• _Objective_:
Find every line in the records below that holds the word "риски", and copy it out.

• _Listed records_:
:::::
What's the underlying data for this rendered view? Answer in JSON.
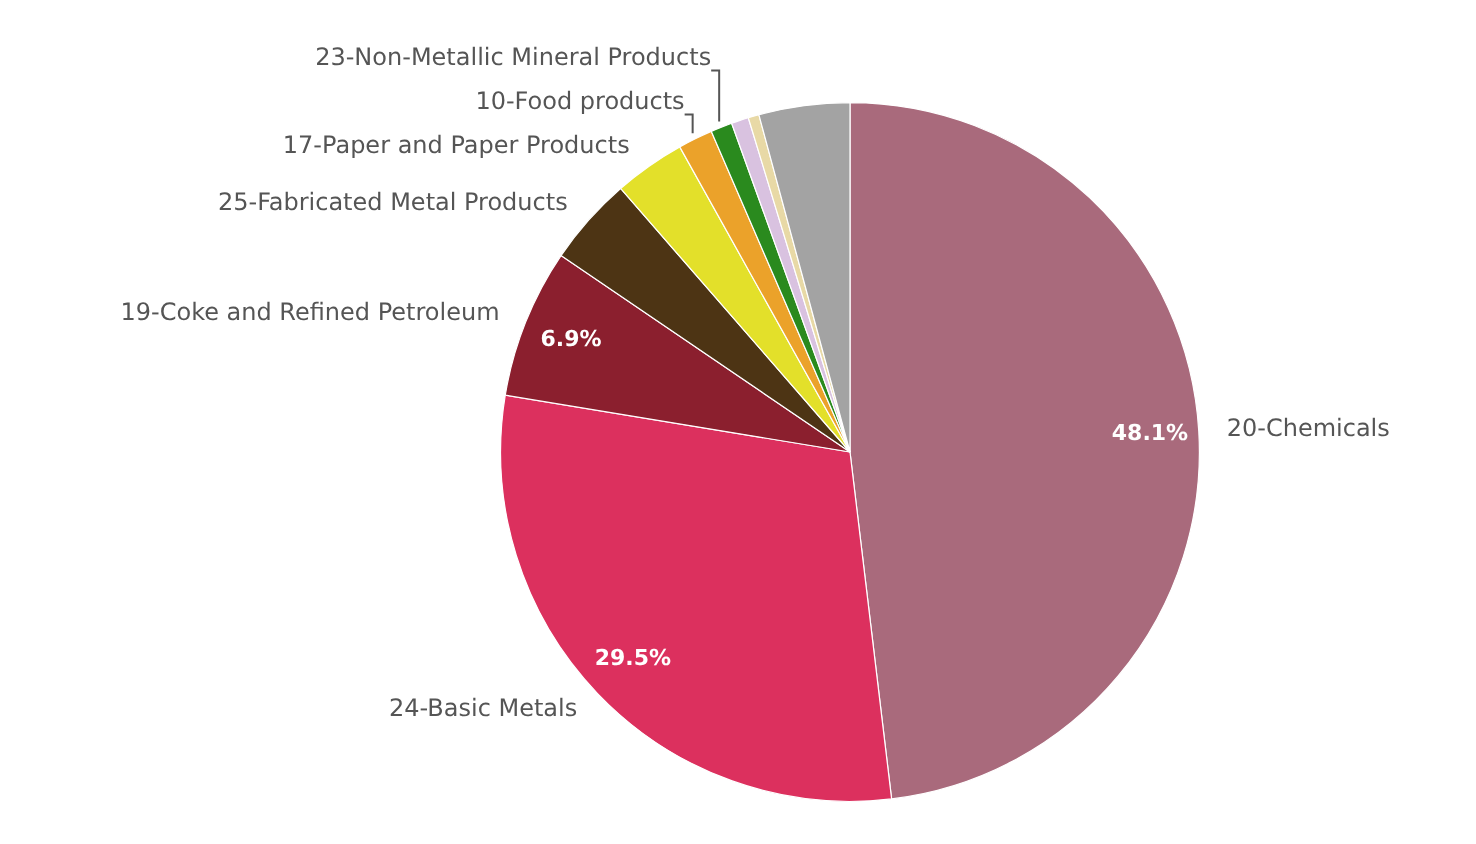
{
  "chart_data": {
    "type": "pie",
    "categories": [
      "20-Chemicals",
      "24-Basic Metals",
      "19-Coke and Refined Petroleum",
      "25-Fabricated Metal Products",
      "17-Paper and Paper Products",
      "10-Food products",
      "23-Non-Metallic Mineral Products",
      null,
      null,
      null
    ],
    "values": [
      48.1,
      29.5,
      6.9,
      4.1,
      3.3,
      1.6,
      1.0,
      0.8,
      0.5,
      4.2
    ],
    "colors": [
      "#a96a7c",
      "#dc305e",
      "#8b1f2e",
      "#4d3414",
      "#e3e02a",
      "#eba22a",
      "#2a8a1e",
      "#d9c2e0",
      "#e8d9a6",
      "#a3a3a3"
    ],
    "value_labels": [
      "48.1%",
      "29.5%",
      "6.9%",
      null,
      null,
      null,
      null,
      null,
      null,
      null
    ],
    "legend": false
  }
}
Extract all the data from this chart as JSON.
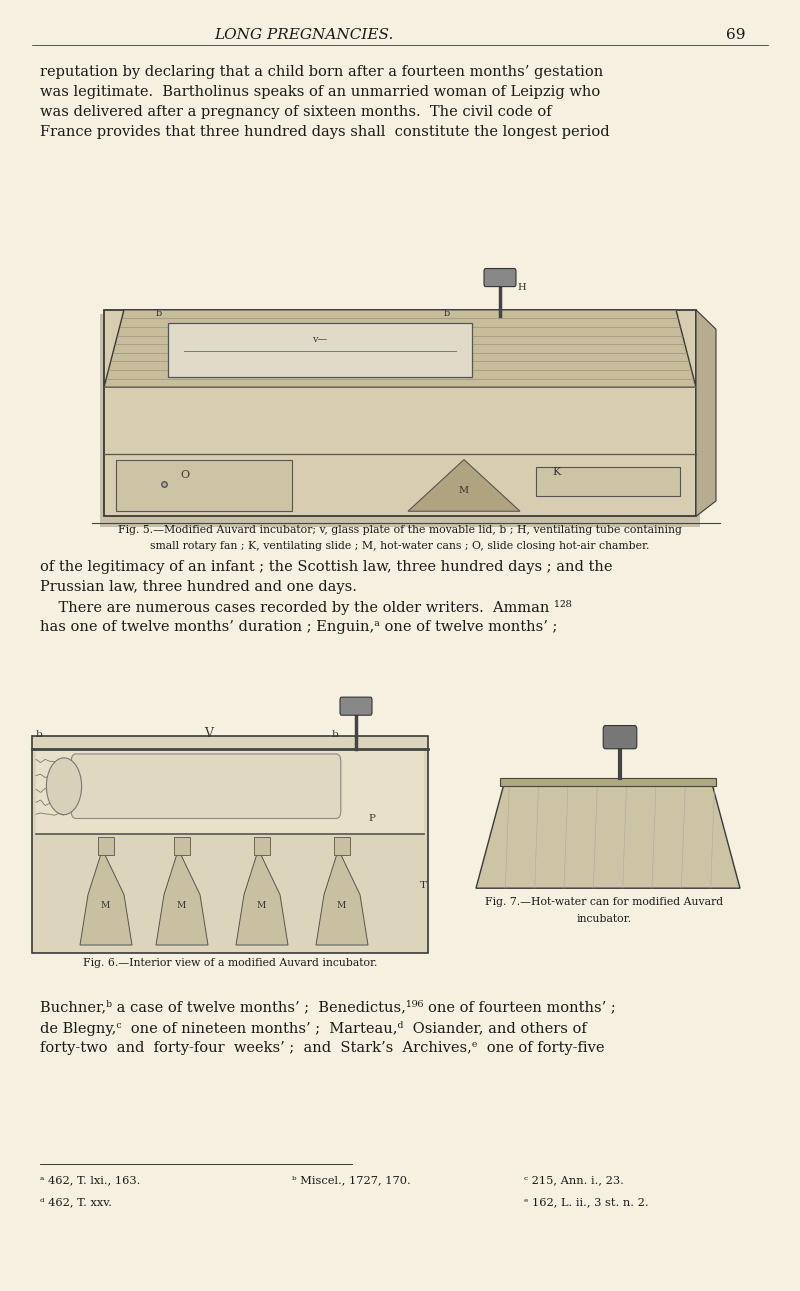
{
  "bg_color": "#f5f0e0",
  "text_color": "#1a1a1a",
  "page_width": 8.0,
  "page_height": 12.91,
  "dpi": 100,
  "header_title": "LONG PREGNANCIES.",
  "header_page": "69",
  "para1_line1": "reputation by declaring that a child born after a fourteen months’ gestation",
  "para1_line2": "was legitimate.  Bartholinus speaks of an unmarried woman of Leipzig who",
  "para1_line3": "was delivered after a pregnancy of sixteen months.  The civil code of",
  "para1_line4": "France provides that three hundred days shall  constitute the longest period",
  "fig5_cap1": "Fig. 5.—Modified Auvard incubator; v, glass plate of the movable lid, b ; H, ventilating tube containing",
  "fig5_cap2": "small rotary fan ; K, ventilating slide ; M, hot-water cans ; O, slide closing hot-air chamber.",
  "para2_line1": "of the legitimacy of an infant ; the Scottish law, three hundred days ; and the",
  "para2_line2": "Prussian law, three hundred and one days.",
  "para2_line3": "    There are numerous cases recorded by the older writers.  Amman ¹²⁸",
  "para2_line4": "has one of twelve months’ duration ; Enguin,ᵃ one of twelve months’ ;",
  "fig7_cap1": "Fig. 7.—Hot-water can for modified Auvard",
  "fig7_cap2": "incubator.",
  "fig6_cap": "Fig. 6.—Interior view of a modified Auvard incubator.",
  "para3_line1": "Buchner,ᵇ a case of twelve months’ ;  Benedictus,¹⁹⁶ one of fourteen months’ ;",
  "para3_line2": "de Blegny,ᶜ  one of nineteen months’ ;  Marteau,ᵈ  Osiander, and others of",
  "para3_line3": "forty-two  and  forty-four  weeks’ ;  and  Stark’s  Archives,ᵉ  one of forty-five",
  "fn1": "ᵃ 462, T. lxi., 163.",
  "fn2": "ᵇ Miscel., 1727, 170.",
  "fn3": "ᶜ 215, Ann. i., 23.",
  "fn4": "ᵈ 462, T. xxv.",
  "fn5": "ᵉ 162, L. ii., 3 st. n. 2."
}
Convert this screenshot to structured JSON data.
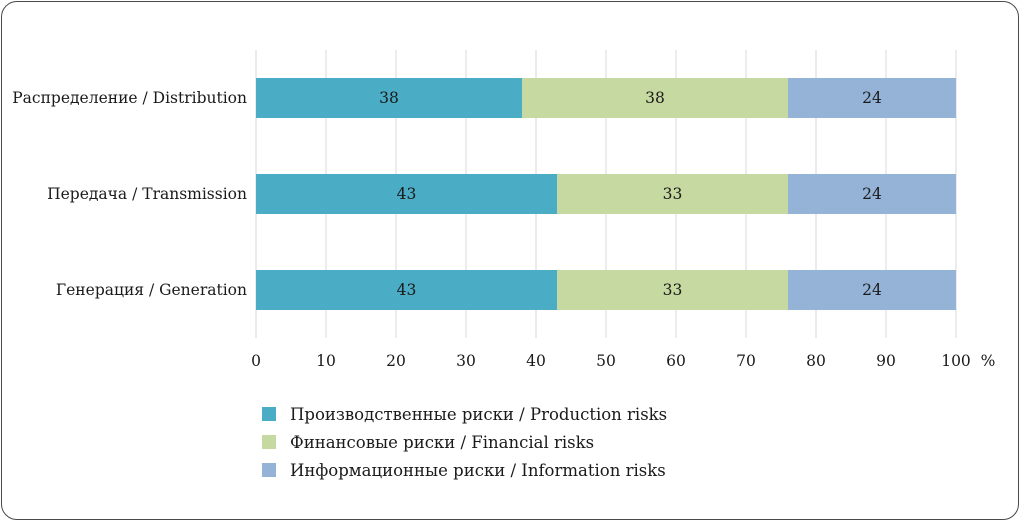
{
  "chart_data": {
    "type": "bar",
    "orientation": "horizontal",
    "stacked": true,
    "categories": [
      "Распределение / Distribution",
      "Передача / Transmission",
      "Генерация / Generation"
    ],
    "series": [
      {
        "name": "Производственные риски / Production risks",
        "color": "#4bacc6",
        "values": [
          38,
          43,
          43
        ]
      },
      {
        "name": "Финансовые риски / Financial risks",
        "color": "#c6d9a0",
        "values": [
          38,
          33,
          33
        ]
      },
      {
        "name": "Информационные риски / Information risks",
        "color": "#95b3d7",
        "values": [
          24,
          24,
          24
        ]
      }
    ],
    "xticks": [
      "0",
      "10",
      "20",
      "30",
      "40",
      "50",
      "60",
      "70",
      "80",
      "90",
      "100"
    ],
    "xlim": [
      0,
      100
    ],
    "x_unit": "%",
    "grid": "vertical",
    "legend_position": "bottom",
    "title": ""
  }
}
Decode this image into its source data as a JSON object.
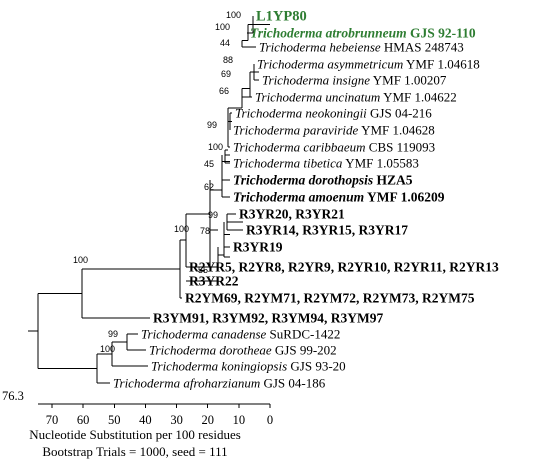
:::::
• _Output_:
        "name": "Производственные риски / Production risks",
        "name": "Финансовые риски / Financial risks",
        "name": "Информационные риски / Information risks",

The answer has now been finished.